Determine how many lines hold "emodin" and give only that number.

_Working data_.
○ ○ ○ ○

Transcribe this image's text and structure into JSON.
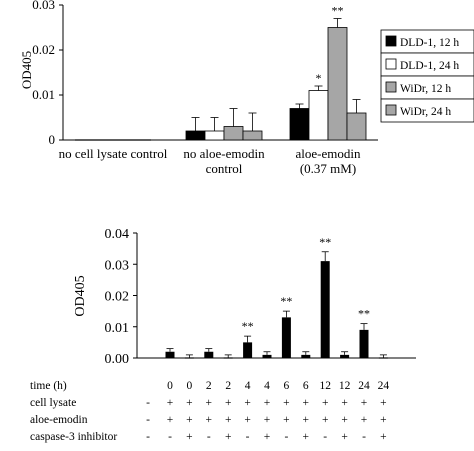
{
  "chart_data": [
    {
      "type": "bar",
      "ylabel": "OD405",
      "ylim": [
        0,
        0.03
      ],
      "yticks": [
        "0",
        "0.01",
        "0.02",
        "0.03"
      ],
      "groups": [
        {
          "label_lines": [
            "no cell lysate control"
          ]
        },
        {
          "label_lines": [
            "no aloe-emodin",
            "control"
          ]
        },
        {
          "label_lines": [
            "aloe-emodin",
            "(0.37 mM)"
          ]
        }
      ],
      "legend_position": "right",
      "series": [
        {
          "name": "DLD-1, 12 h",
          "fill": "#000000",
          "values": [
            0,
            0.002,
            0.007
          ],
          "errors": [
            0,
            0.003,
            0.001
          ],
          "stars": [
            "",
            "",
            ""
          ]
        },
        {
          "name": "DLD-1, 24 h",
          "fill": "#ffffff",
          "values": [
            0,
            0.002,
            0.011
          ],
          "errors": [
            0,
            0.003,
            0.001
          ],
          "stars": [
            "",
            "",
            "*"
          ]
        },
        {
          "name": "WiDr,    12 h",
          "fill": "#a6a6a6",
          "values": [
            0,
            0.003,
            0.025
          ],
          "errors": [
            0,
            0.004,
            0.002
          ],
          "stars": [
            "",
            "",
            "**"
          ]
        },
        {
          "name": "WiDr,    24 h",
          "fill": "#a6a6a6",
          "values": [
            0,
            0.002,
            0.006
          ],
          "errors": [
            0,
            0.004,
            0.003
          ],
          "stars": [
            "",
            "",
            ""
          ]
        }
      ]
    },
    {
      "type": "bar",
      "ylabel": "OD405",
      "ylim": [
        0,
        0.04
      ],
      "yticks": [
        "0.00",
        "0.01",
        "0.02",
        "0.03",
        "0.04"
      ],
      "bar_color": "#000000",
      "values": [
        0.002,
        0,
        0.002,
        0,
        0.005,
        0.001,
        0.013,
        0.001,
        0.031,
        0.001,
        0.009,
        0
      ],
      "errors": [
        0.001,
        0.001,
        0.001,
        0.001,
        0.002,
        0.001,
        0.002,
        0.001,
        0.003,
        0.001,
        0.002,
        0.001
      ],
      "stars": [
        "",
        "",
        "",
        "",
        "**",
        "",
        "**",
        "",
        "**",
        "",
        "**",
        ""
      ],
      "table": {
        "rows": [
          {
            "label": "time (h)",
            "lead": "",
            "cells": [
              "0",
              "0",
              "2",
              "2",
              "4",
              "4",
              "6",
              "6",
              "12",
              "12",
              "24",
              "24"
            ]
          },
          {
            "label": "cell lysate",
            "lead": "-",
            "cells": [
              "+",
              "+",
              "+",
              "+",
              "+",
              "+",
              "+",
              "+",
              "+",
              "+",
              "+",
              "+"
            ]
          },
          {
            "label": "aloe-emodin",
            "lead": "-",
            "cells": [
              "+",
              "+",
              "+",
              "+",
              "+",
              "+",
              "+",
              "+",
              "+",
              "+",
              "+",
              "+"
            ]
          },
          {
            "label": "caspase-3 inhibitor",
            "lead": "-",
            "cells": [
              "-",
              "+",
              "-",
              "+",
              "-",
              "+",
              "-",
              "+",
              "-",
              "+",
              "-",
              "+"
            ]
          }
        ]
      }
    }
  ]
}
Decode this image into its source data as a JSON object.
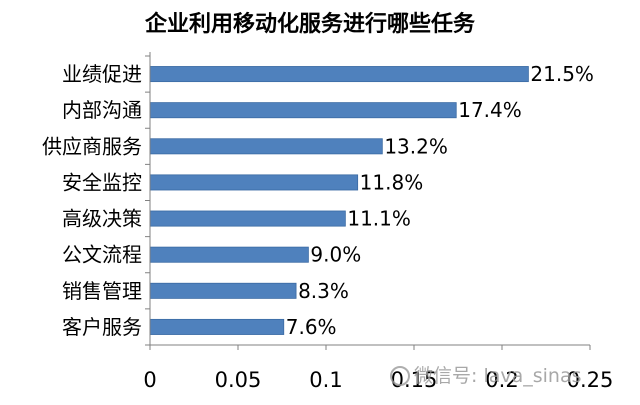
{
  "chart_data": {
    "type": "bar",
    "orientation": "horizontal",
    "title": "企业利用移动化服务进行哪些任务",
    "categories": [
      "业绩促进",
      "内部沟通",
      "供应商服务",
      "安全监控",
      "高级决策",
      "公文流程",
      "销售管理",
      "客户服务"
    ],
    "values": [
      0.215,
      0.174,
      0.132,
      0.118,
      0.111,
      0.09,
      0.083,
      0.076
    ],
    "value_labels": [
      "21.5%",
      "17.4%",
      "13.2%",
      "11.8%",
      "11.1%",
      "9.0%",
      "8.3%",
      "7.6%"
    ],
    "xlim": [
      0,
      0.25
    ],
    "x_ticks": [
      "0",
      "0.05",
      "0.1",
      "0.15",
      "0.2",
      "0.25"
    ],
    "xlabel": "",
    "ylabel": "",
    "grid": false,
    "bar_color": "#4F81BD"
  },
  "watermark": "微信号: lava_sinas"
}
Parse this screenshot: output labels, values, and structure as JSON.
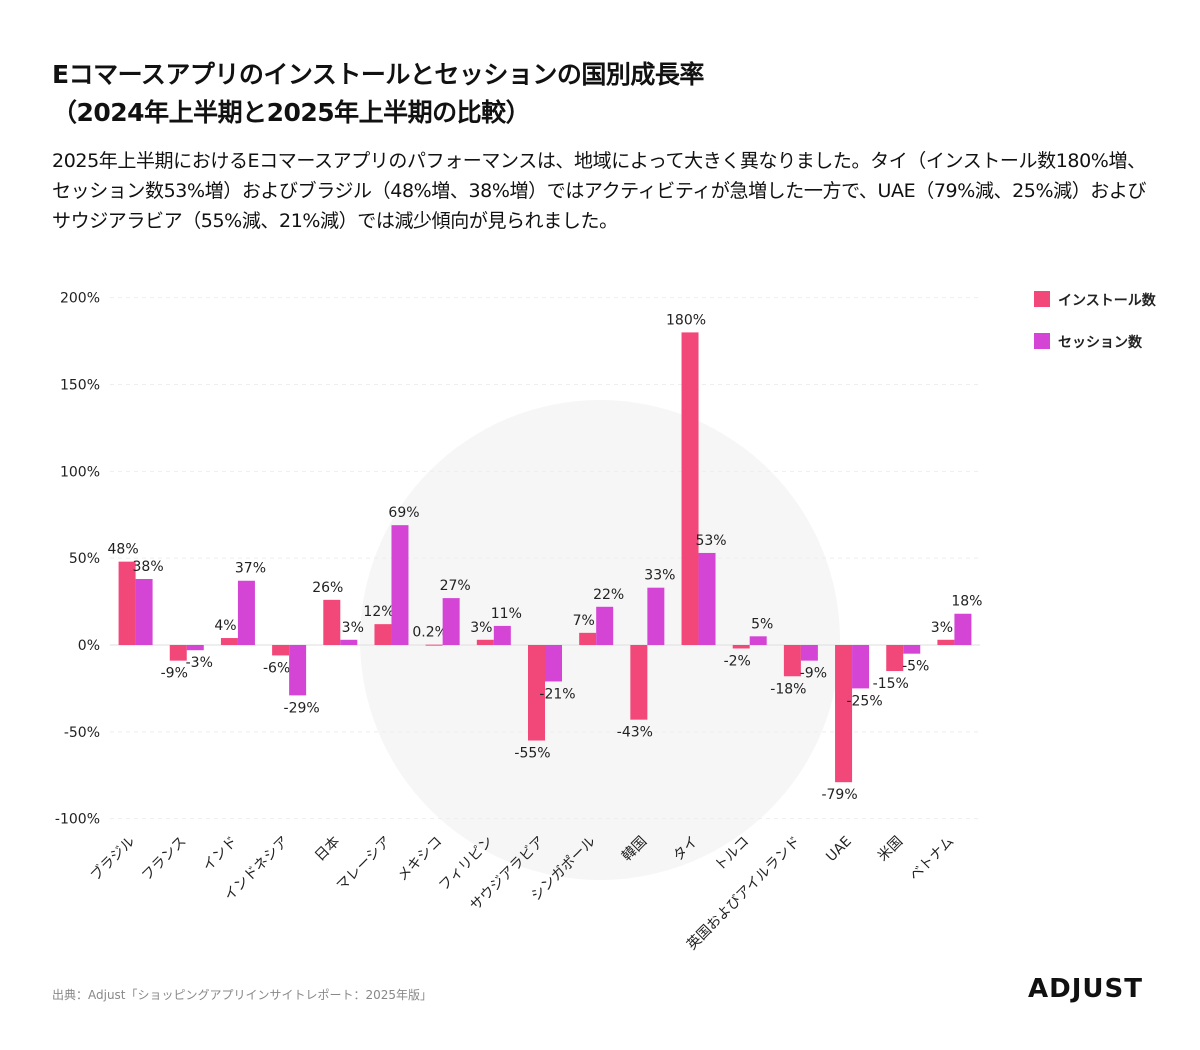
{
  "title_line1": "Eコマースアプリのインストールとセッションの国別成長率",
  "title_line2": "（2024年上半期と2025年上半期の比較）",
  "subtitle": "2025年上半期におけるEコマースアプリのパフォーマンスは、地域によって大きく異なりました。タイ（インストール数180%増、セッション数53%増）およびブラジル（48%増、38%増）ではアクティビティが急増した一方で、UAE（79%減、25%減）およびサウジアラビア（55%減、21%減）では減少傾向が見られました。",
  "footer": "出典：Adjust「ショッピングアプリインサイトレポート：2025年版」",
  "logo": "ADJUST",
  "colors": {
    "installs": "#f24779",
    "sessions": "#d445d6"
  },
  "chart_data": {
    "type": "bar",
    "categories": [
      "ブラジル",
      "フランス",
      "インド",
      "インドネシア",
      "日本",
      "マレーシア",
      "メキシコ",
      "フィリピン",
      "サウジアラビア",
      "シンガポール",
      "韓国",
      "タイ",
      "トルコ",
      "英国およびアイルランド",
      "UAE",
      "米国",
      "ベトナム"
    ],
    "series": [
      {
        "name": "インストール数",
        "values": [
          48,
          -9,
          4,
          -6,
          26,
          12,
          0.2,
          3,
          -55,
          7,
          -43,
          180,
          -2,
          -18,
          -79,
          -15,
          3
        ]
      },
      {
        "name": "セッション数",
        "values": [
          38,
          -3,
          37,
          -29,
          3,
          69,
          27,
          11,
          -21,
          22,
          33,
          53,
          5,
          -9,
          -25,
          -5,
          18
        ]
      }
    ],
    "ylim": [
      -100,
      200
    ],
    "yticks": [
      -100,
      -50,
      0,
      50,
      100,
      150,
      200
    ],
    "ytick_labels": [
      "-100%",
      "-50%",
      "0%",
      "50%",
      "100%",
      "150%",
      "200%"
    ],
    "grid": true,
    "legend": "top-right"
  }
}
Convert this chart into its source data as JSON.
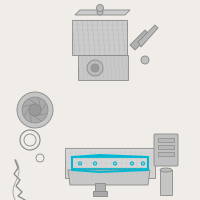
{
  "background_color": "#f0ede8",
  "title": "",
  "fig_width": 2.0,
  "fig_height": 2.0,
  "dpi": 100,
  "components": {
    "highlight_color": "#00b8d4",
    "highlight_linewidth": 1.2,
    "part_color": "#888888",
    "part_linewidth": 0.6,
    "hatch_color": "#aaaaaa",
    "shadow_color": "#999999"
  }
}
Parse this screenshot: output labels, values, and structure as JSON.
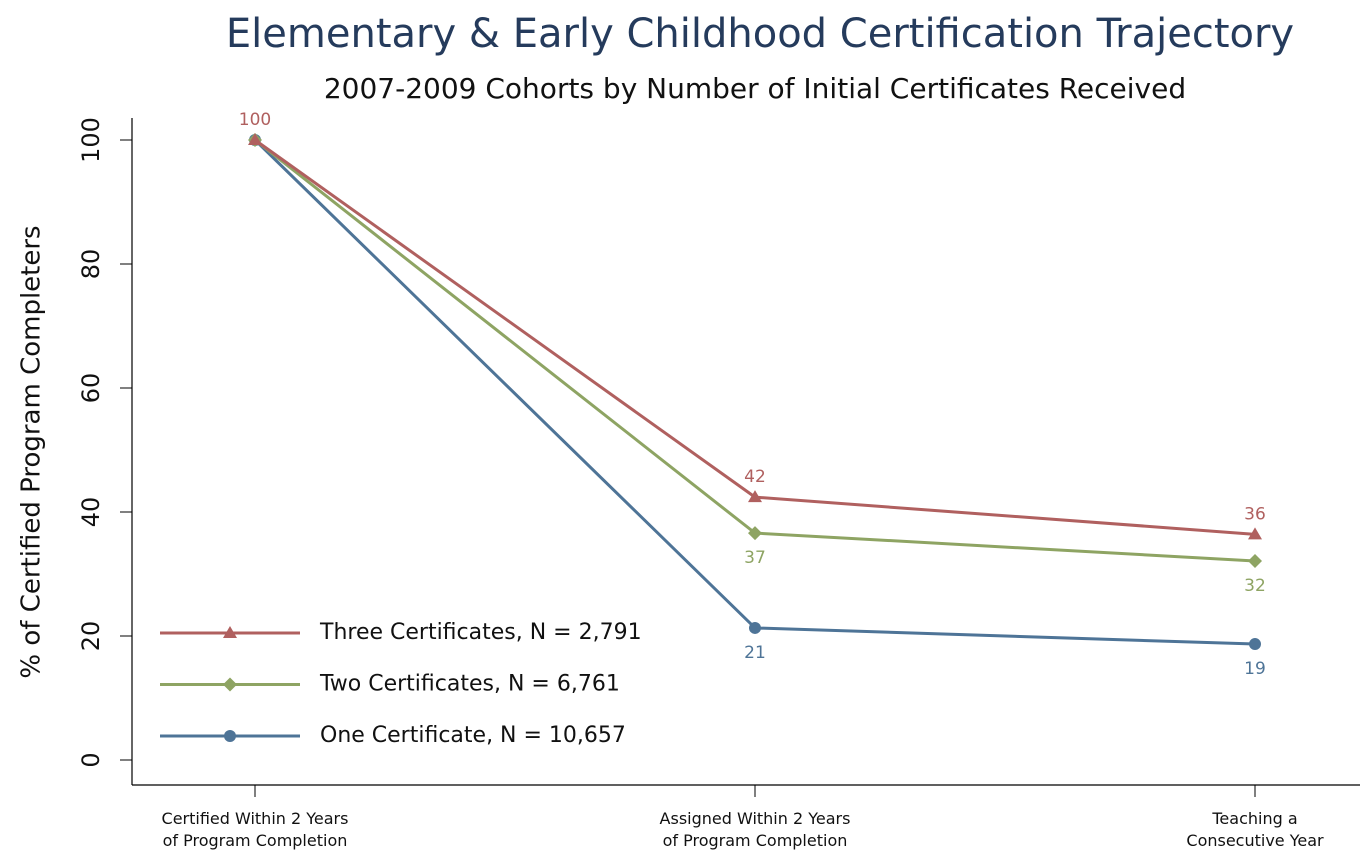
{
  "chart_data": {
    "type": "line",
    "title": "Elementary & Early Childhood Certification Trajectory",
    "subtitle": "2007-2009 Cohorts by Number of Initial Certificates Received",
    "y_label": "% of Certified Program Completers",
    "categories": [
      "Certified Within 2 Years\nof Program Completion",
      "Assigned Within 2 Years\nof Program Completion",
      "Teaching a\nConsecutive Year"
    ],
    "series": [
      {
        "name": "Three Certificates, N = 2,791",
        "color": "#b0605f",
        "marker": "triangle",
        "values": [
          100,
          42.4,
          36.4
        ],
        "value_labels": [
          "100",
          "42",
          "36"
        ]
      },
      {
        "name": "Two Certificates, N = 6,761",
        "color": "#8ea463",
        "marker": "diamond",
        "values": [
          100,
          36.6,
          32.1
        ],
        "value_labels": [
          null,
          "37",
          "32"
        ]
      },
      {
        "name": "One Certificate, N = 10,657",
        "color": "#4e7497",
        "marker": "circle",
        "values": [
          100,
          21.3,
          18.7
        ],
        "value_labels": [
          null,
          "21",
          "19"
        ]
      }
    ],
    "ylim": [
      0,
      100
    ],
    "yticks": [
      0,
      20,
      40,
      60,
      80,
      100
    ],
    "legend": "lower left",
    "grid": false
  }
}
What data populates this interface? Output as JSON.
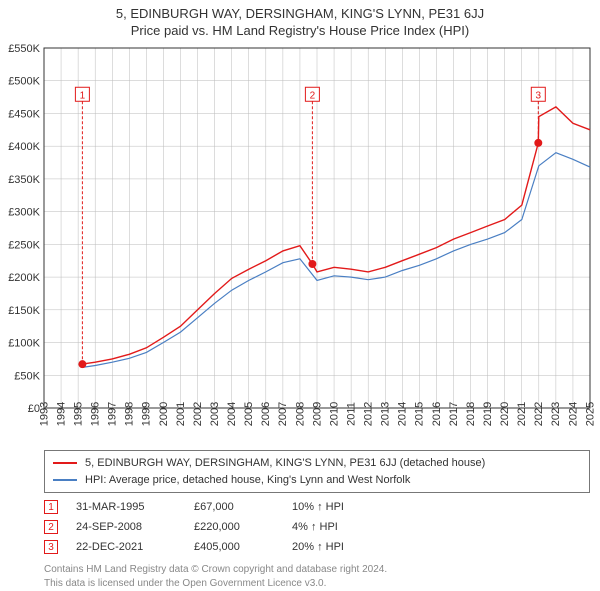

○ ○ ○ ○

_Task output_.
3